┌─ TEXT UNDER STUDY

Chikara to Onna no Yo no Naka (力と女の世の中) is a 1933 anime short film by Kenzō Masaoka and the first Japanese anime of any type to feature voiceovers. The film was released in black and white. There are no known prints of this film available, and it is considered a lost film.

Chikara was listed as one of the "Best of Best" by the 12th Japan Media Arts Festival.

==Plot==

The protagonist is a father of four children. His wife is 180 cm tall, and weighs 120 kg due to her incredibly large physique. Because he is constantly being henpecked at home, he becomes involved in an affair with a typist at his company and accidentally tells his wife about it while talking in his sleep. After obtaining additional evidence of the affair, she goes to confront both her husband and the typist at her husband's office.

└─

EXERCISE INSTRUCTIONS |
- A) Answer these questions from the text on Chikara to Onna no Yo no Naka:
(i) In what year was the film made, and by whom?
(ii) Which festival listed it as one of the "Best of Best"?
(iii) How tall is the protagonist's wife?
- B) Using the text on Chikara to Onna no Yo no Naka, explain why the protagonist becomes involved in an affair and how his wife first learns of it.
- C) Translate this sentence from the text on Chikara to Onna no Yo no Naka into Spanish: "There are no known prints of this film available, and it is considered a lost film."

┌─ EXCERPTED RECORDS

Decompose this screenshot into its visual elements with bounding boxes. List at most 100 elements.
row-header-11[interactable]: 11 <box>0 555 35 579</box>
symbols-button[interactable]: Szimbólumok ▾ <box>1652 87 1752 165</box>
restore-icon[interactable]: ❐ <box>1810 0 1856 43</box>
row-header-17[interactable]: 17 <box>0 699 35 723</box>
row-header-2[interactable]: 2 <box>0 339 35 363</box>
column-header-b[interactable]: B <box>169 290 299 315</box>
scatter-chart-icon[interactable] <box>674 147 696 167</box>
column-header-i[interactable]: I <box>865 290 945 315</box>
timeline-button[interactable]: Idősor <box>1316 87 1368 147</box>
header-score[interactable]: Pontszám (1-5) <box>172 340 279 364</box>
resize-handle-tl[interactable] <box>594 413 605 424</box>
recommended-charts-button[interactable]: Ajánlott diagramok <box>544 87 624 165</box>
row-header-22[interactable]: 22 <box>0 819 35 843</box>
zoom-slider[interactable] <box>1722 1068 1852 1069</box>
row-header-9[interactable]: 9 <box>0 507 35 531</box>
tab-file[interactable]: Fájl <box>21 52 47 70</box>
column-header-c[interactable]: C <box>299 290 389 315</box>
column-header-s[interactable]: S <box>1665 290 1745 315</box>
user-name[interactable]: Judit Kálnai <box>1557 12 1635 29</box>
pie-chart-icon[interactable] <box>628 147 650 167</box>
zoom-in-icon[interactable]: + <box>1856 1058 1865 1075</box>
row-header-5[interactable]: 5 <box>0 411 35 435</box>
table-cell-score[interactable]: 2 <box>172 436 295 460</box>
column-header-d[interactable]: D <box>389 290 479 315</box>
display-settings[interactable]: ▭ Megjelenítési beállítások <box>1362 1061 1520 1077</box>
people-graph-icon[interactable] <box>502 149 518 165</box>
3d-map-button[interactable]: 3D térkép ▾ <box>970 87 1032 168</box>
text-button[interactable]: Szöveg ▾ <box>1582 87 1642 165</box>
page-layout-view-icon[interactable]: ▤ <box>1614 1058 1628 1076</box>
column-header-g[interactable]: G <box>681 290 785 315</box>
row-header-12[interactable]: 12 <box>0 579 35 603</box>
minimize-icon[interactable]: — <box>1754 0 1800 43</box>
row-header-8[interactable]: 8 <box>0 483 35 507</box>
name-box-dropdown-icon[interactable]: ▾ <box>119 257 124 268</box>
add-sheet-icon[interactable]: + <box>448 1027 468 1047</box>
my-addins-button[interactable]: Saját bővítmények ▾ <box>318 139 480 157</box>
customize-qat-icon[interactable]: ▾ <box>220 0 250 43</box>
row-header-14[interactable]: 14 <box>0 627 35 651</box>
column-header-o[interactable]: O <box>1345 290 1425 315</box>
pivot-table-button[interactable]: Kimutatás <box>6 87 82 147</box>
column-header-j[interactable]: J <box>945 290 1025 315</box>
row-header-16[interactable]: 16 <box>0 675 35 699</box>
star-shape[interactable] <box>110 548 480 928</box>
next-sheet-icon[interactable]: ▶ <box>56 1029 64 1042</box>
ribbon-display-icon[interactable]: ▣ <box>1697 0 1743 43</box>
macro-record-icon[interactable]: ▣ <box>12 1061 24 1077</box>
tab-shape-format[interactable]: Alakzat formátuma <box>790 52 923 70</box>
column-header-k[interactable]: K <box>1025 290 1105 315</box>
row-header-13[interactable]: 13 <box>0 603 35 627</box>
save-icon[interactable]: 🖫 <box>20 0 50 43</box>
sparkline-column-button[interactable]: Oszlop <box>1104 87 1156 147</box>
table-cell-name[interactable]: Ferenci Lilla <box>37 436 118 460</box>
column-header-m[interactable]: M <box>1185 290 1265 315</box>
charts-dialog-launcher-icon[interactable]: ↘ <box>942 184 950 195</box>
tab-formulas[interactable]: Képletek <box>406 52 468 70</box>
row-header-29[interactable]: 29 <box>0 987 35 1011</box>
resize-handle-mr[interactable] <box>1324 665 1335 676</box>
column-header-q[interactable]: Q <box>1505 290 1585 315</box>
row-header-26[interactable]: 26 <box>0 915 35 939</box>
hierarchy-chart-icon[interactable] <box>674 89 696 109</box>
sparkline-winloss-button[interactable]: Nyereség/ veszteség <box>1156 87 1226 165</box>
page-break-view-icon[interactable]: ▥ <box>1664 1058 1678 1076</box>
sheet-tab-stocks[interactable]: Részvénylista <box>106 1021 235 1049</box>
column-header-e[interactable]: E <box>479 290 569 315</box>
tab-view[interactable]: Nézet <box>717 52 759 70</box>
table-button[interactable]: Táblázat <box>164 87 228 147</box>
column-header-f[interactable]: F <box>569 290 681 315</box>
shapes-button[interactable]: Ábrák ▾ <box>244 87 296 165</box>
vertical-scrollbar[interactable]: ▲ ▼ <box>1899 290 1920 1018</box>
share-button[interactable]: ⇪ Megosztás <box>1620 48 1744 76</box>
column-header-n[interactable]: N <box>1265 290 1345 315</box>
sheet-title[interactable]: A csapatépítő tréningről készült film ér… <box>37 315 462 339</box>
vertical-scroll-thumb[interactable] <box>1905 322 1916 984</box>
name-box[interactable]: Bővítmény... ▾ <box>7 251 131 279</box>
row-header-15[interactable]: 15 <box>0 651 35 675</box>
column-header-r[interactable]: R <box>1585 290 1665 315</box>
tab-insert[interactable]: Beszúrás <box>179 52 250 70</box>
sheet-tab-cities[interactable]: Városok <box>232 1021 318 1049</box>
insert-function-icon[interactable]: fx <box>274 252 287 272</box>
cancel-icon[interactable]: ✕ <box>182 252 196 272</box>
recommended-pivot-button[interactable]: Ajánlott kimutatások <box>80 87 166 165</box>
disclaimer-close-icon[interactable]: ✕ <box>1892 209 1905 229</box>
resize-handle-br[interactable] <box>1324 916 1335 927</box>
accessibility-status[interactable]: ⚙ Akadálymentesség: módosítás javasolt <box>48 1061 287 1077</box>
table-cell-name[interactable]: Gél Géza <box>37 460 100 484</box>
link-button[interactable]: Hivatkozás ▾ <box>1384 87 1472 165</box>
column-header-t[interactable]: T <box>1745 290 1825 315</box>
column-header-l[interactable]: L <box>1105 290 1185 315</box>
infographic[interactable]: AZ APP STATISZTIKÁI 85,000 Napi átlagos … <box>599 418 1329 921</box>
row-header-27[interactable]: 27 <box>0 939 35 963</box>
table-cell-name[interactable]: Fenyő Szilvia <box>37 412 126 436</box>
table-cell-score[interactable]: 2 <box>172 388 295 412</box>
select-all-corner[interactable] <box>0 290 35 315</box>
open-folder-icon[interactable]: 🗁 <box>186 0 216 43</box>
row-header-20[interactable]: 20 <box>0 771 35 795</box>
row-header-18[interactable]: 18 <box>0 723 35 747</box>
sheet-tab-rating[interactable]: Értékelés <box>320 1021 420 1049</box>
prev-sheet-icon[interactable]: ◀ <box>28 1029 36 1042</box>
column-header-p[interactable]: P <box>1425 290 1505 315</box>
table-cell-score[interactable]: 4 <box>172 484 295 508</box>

└─

TASK-BY-TASK OUTPUTS |
- A)
(i) 1933, by Kenzō Masaoka.
(ii) The 12th Japan Media Arts Festival.
(iii) 180 cm.

- B) He becomes involved in an affair with a typist at his company because he is constantly being henpecked at home. His wife first learns of it when he accidentally tells her about it while talking in his sleep.

- C) No se conoce ninguna copia disponible de esta película, y se la considera una película perdida.